Records for this task:

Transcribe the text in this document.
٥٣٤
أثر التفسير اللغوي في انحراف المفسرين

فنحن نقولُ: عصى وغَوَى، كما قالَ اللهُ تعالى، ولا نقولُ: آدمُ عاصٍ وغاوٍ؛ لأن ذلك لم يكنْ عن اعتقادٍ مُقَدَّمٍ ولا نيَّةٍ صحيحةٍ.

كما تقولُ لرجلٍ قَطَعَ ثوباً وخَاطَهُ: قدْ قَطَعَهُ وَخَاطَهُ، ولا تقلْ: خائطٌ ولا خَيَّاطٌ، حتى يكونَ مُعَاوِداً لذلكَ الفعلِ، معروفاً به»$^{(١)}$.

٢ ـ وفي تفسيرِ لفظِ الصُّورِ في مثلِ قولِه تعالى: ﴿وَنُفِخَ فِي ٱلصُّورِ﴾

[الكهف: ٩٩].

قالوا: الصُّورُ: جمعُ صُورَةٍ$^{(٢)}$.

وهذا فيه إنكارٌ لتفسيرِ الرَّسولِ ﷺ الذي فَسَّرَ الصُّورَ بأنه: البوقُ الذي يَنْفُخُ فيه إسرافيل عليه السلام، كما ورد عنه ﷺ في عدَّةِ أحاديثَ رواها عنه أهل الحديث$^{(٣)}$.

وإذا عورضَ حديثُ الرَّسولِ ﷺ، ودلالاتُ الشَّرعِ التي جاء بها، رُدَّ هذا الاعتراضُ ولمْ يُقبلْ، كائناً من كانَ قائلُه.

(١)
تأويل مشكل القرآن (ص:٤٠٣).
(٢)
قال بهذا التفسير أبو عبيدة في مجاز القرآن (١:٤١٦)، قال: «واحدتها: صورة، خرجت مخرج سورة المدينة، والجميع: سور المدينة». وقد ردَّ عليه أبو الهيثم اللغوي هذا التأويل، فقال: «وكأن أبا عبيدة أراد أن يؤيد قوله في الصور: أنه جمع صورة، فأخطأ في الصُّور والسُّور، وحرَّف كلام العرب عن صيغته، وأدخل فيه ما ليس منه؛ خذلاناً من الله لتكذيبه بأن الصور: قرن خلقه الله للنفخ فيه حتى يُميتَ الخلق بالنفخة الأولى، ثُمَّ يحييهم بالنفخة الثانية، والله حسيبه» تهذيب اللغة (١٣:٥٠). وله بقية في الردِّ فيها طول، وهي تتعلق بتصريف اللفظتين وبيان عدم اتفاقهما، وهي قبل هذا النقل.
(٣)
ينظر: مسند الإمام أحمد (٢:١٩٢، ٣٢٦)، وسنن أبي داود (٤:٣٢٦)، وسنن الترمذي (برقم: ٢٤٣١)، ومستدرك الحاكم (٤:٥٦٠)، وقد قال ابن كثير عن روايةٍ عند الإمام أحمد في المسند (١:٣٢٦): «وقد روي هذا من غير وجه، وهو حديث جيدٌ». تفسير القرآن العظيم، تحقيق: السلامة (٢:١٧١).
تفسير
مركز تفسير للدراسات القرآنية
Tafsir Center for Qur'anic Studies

What to produce:
Repeat every record exactly as written, please.

Result:
Transcribe the text in this document.
٥٣٤
أثر التفسير اللغوي في انحراف المفسرين

فنحن نقولُ: عصى وغَوَى، كما قالَ اللهُ تعالى، ولا نقولُ: آدمُ عاصٍ وغاوٍ؛ لأن ذلك لم يكنْ عن اعتقادٍ مُقَدَّمٍ ولا نيَّةٍ صحيحةٍ.

كما تقولُ لرجلٍ قَطَعَ ثوباً وخَاطَهُ: قدْ قَطَعَهُ وَخَاطَهُ، ولا تقلْ: خائطٌ ولا خَيَّاطٌ، حتى يكونَ مُعَاوِداً لذلكَ الفعلِ، معروفاً به»$^{(١)}$.

٢ ـ وفي تفسيرِ لفظِ الصُّورِ في مثلِ قولِه تعالى: ﴿وَنُفِخَ فِي ٱلصُّورِ﴾

[الكهف: ٩٩].

قالوا: الصُّورُ: جمعُ صُورَةٍ$^{(٢)}$.

وهذا فيه إنكارٌ لتفسيرِ الرَّسولِ ﷺ الذي فَسَّرَ الصُّورَ بأنه: البوقُ الذي يَنْفُخُ فيه إسرافيل عليه السلام، كما ورد عنه ﷺ في عدَّةِ أحاديثَ رواها عنه أهل الحديث$^{(٣)}$.

وإذا عورضَ حديثُ الرَّسولِ ﷺ، ودلالاتُ الشَّرعِ التي جاء بها، رُدَّ هذا الاعتراضُ ولمْ يُقبلْ، كائناً من كانَ قائلُه.

(١)
تأويل مشكل القرآن (ص:٤٠٣).
(٢)
قال بهذا التفسير أبو عبيدة في مجاز القرآن (١:٤١٦)، قال: «واحدتها: صورة، خرجت مخرج سورة المدينة، والجميع: سور المدينة». وقد ردَّ عليه أبو الهيثم اللغوي هذا التأويل، فقال: «وكأن أبا عبيدة أراد أن يؤيد قوله في الصور: أنه جمع صورة، فأخطأ في الصُّور والسُّور، وحرَّف كلام العرب عن صيغته، وأدخل فيه ما ليس منه؛ خذلاناً من الله لتكذيبه بأن الصور: قرن خلقه الله للنفخ فيه حتى يُميتَ الخلق بالنفخة الأولى، ثُمَّ يحييهم بالنفخة الثانية، والله حسيبه» تهذيب اللغة (١٣:٥٠). وله بقية في الردِّ فيها طول، وهي تتعلق بتصريف اللفظتين وبيان عدم اتفاقهما، وهي قبل هذا النقل.
(٣)
ينظر: مسند الإمام أحمد (٢:١٩٢، ٣٢٦)، وسنن أبي داود (٤:٣٢٦)، وسنن الترمذي (برقم: ٢٤٣١)، ومستدرك الحاكم (٤:٥٦٠)، وقد قال ابن كثير عن روايةٍ عند الإمام أحمد في المسند (١:٣٢٦): «وقد روي هذا من غير وجه، وهو حديث جيدٌ». تفسير القرآن العظيم، تحقيق: السلامة (٢:١٧١).
تفسير
مركز تفسير للدراسات القرآنية
Tafsir Center for Qur'anic Studies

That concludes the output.